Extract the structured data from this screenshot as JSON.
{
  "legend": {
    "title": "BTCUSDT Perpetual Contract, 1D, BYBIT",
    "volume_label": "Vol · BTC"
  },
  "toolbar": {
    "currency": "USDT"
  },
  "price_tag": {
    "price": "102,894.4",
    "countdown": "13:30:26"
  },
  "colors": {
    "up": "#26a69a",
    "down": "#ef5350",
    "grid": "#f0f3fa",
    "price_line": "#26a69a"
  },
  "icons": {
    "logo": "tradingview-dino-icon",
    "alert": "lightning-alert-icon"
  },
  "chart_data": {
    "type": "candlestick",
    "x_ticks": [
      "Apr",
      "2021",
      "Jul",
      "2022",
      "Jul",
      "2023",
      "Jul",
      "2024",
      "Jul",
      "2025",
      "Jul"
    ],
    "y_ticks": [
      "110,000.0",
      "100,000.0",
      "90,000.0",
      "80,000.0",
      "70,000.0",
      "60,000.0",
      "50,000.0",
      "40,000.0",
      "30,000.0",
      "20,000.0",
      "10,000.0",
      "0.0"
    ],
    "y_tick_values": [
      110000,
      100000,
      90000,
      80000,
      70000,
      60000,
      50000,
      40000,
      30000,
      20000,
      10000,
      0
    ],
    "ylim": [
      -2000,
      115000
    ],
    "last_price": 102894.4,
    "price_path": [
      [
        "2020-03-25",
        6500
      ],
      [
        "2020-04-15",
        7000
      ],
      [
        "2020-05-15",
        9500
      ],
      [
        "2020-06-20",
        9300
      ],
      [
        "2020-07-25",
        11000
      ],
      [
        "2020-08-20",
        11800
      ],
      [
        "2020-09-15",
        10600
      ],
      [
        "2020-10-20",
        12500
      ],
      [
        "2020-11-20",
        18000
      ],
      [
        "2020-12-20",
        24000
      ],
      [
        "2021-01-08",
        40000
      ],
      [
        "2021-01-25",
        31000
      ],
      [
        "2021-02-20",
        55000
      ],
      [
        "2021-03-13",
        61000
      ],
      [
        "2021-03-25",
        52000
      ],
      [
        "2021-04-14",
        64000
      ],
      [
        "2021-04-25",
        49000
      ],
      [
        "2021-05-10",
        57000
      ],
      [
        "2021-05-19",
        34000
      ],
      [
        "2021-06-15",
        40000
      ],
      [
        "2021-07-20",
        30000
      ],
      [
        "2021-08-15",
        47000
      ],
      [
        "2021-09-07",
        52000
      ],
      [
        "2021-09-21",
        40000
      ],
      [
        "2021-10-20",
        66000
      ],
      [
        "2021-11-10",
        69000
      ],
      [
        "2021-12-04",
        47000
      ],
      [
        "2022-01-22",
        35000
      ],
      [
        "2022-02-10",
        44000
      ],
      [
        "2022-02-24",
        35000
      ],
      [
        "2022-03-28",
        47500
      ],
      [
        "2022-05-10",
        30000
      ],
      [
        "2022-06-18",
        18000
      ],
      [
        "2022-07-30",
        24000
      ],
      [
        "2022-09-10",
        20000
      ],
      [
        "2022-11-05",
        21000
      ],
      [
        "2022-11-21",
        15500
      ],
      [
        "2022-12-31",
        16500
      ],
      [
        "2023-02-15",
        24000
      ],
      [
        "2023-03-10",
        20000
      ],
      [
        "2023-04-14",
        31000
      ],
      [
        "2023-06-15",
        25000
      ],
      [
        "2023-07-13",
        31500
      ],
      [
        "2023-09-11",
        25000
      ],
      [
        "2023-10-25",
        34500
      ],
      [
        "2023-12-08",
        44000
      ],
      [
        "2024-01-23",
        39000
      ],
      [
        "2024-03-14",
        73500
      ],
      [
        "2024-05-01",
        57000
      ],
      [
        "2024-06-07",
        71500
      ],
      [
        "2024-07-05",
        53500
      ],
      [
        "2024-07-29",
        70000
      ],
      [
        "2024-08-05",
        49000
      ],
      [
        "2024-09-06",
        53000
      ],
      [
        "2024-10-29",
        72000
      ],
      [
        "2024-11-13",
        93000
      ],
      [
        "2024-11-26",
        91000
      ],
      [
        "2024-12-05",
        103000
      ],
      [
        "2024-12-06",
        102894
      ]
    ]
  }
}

------------

**SHORT EXERCISE:** Take the entries above and copy them out exactly.

**RESULT:**
Extract the structured data from this screenshot as JSON.
{
  "legend": {
    "title": "BTCUSDT Perpetual Contract, 1D, BYBIT",
    "volume_label": "Vol · BTC"
  },
  "toolbar": {
    "currency": "USDT"
  },
  "price_tag": {
    "price": "102,894.4",
    "countdown": "13:30:26"
  },
  "colors": {
    "up": "#26a69a",
    "down": "#ef5350",
    "grid": "#f0f3fa",
    "price_line": "#26a69a"
  },
  "icons": {
    "logo": "tradingview-dino-icon",
    "alert": "lightning-alert-icon"
  },
  "chart_data": {
    "type": "candlestick",
    "x_ticks": [
      "Apr",
      "2021",
      "Jul",
      "2022",
      "Jul",
      "2023",
      "Jul",
      "2024",
      "Jul",
      "2025",
      "Jul"
    ],
    "y_ticks": [
      "110,000.0",
      "100,000.0",
      "90,000.0",
      "80,000.0",
      "70,000.0",
      "60,000.0",
      "50,000.0",
      "40,000.0",
      "30,000.0",
      "20,000.0",
      "10,000.0",
      "0.0"
    ],
    "y_tick_values": [
      110000,
      100000,
      90000,
      80000,
      70000,
      60000,
      50000,
      40000,
      30000,
      20000,
      10000,
      0
    ],
    "ylim": [
      -2000,
      115000
    ],
    "last_price": 102894.4,
    "price_path": [
      [
        "2020-03-25",
        6500
      ],
      [
        "2020-04-15",
        7000
      ],
      [
        "2020-05-15",
        9500
      ],
      [
        "2020-06-20",
        9300
      ],
      [
        "2020-07-25",
        11000
      ],
      [
        "2020-08-20",
        11800
      ],
      [
        "2020-09-15",
        10600
      ],
      [
        "2020-10-20",
        12500
      ],
      [
        "2020-11-20",
        18000
      ],
      [
        "2020-12-20",
        24000
      ],
      [
        "2021-01-08",
        40000
      ],
      [
        "2021-01-25",
        31000
      ],
      [
        "2021-02-20",
        55000
      ],
      [
        "2021-03-13",
        61000
      ],
      [
        "2021-03-25",
        52000
      ],
      [
        "2021-04-14",
        64000
      ],
      [
        "2021-04-25",
        49000
      ],
      [
        "2021-05-10",
        57000
      ],
      [
        "2021-05-19",
        34000
      ],
      [
        "2021-06-15",
        40000
      ],
      [
        "2021-07-20",
        30000
      ],
      [
        "2021-08-15",
        47000
      ],
      [
        "2021-09-07",
        52000
      ],
      [
        "2021-09-21",
        40000
      ],
      [
        "2021-10-20",
        66000
      ],
      [
        "2021-11-10",
        69000
      ],
      [
        "2021-12-04",
        47000
      ],
      [
        "2022-01-22",
        35000
      ],
      [
        "2022-02-10",
        44000
      ],
      [
        "2022-02-24",
        35000
      ],
      [
        "2022-03-28",
        47500
      ],
      [
        "2022-05-10",
        30000
      ],
      [
        "2022-06-18",
        18000
      ],
      [
        "2022-07-30",
        24000
      ],
      [
        "2022-09-10",
        20000
      ],
      [
        "2022-11-05",
        21000
      ],
      [
        "2022-11-21",
        15500
      ],
      [
        "2022-12-31",
        16500
      ],
      [
        "2023-02-15",
        24000
      ],
      [
        "2023-03-10",
        20000
      ],
      [
        "2023-04-14",
        31000
      ],
      [
        "2023-06-15",
        25000
      ],
      [
        "2023-07-13",
        31500
      ],
      [
        "2023-09-11",
        25000
      ],
      [
        "2023-10-25",
        34500
      ],
      [
        "2023-12-08",
        44000
      ],
      [
        "2024-01-23",
        39000
      ],
      [
        "2024-03-14",
        73500
      ],
      [
        "2024-05-01",
        57000
      ],
      [
        "2024-06-07",
        71500
      ],
      [
        "2024-07-05",
        53500
      ],
      [
        "2024-07-29",
        70000
      ],
      [
        "2024-08-05",
        49000
      ],
      [
        "2024-09-06",
        53000
      ],
      [
        "2024-10-29",
        72000
      ],
      [
        "2024-11-13",
        93000
      ],
      [
        "2024-11-26",
        91000
      ],
      [
        "2024-12-05",
        103000
      ],
      [
        "2024-12-06",
        102894
      ]
    ]
  }
}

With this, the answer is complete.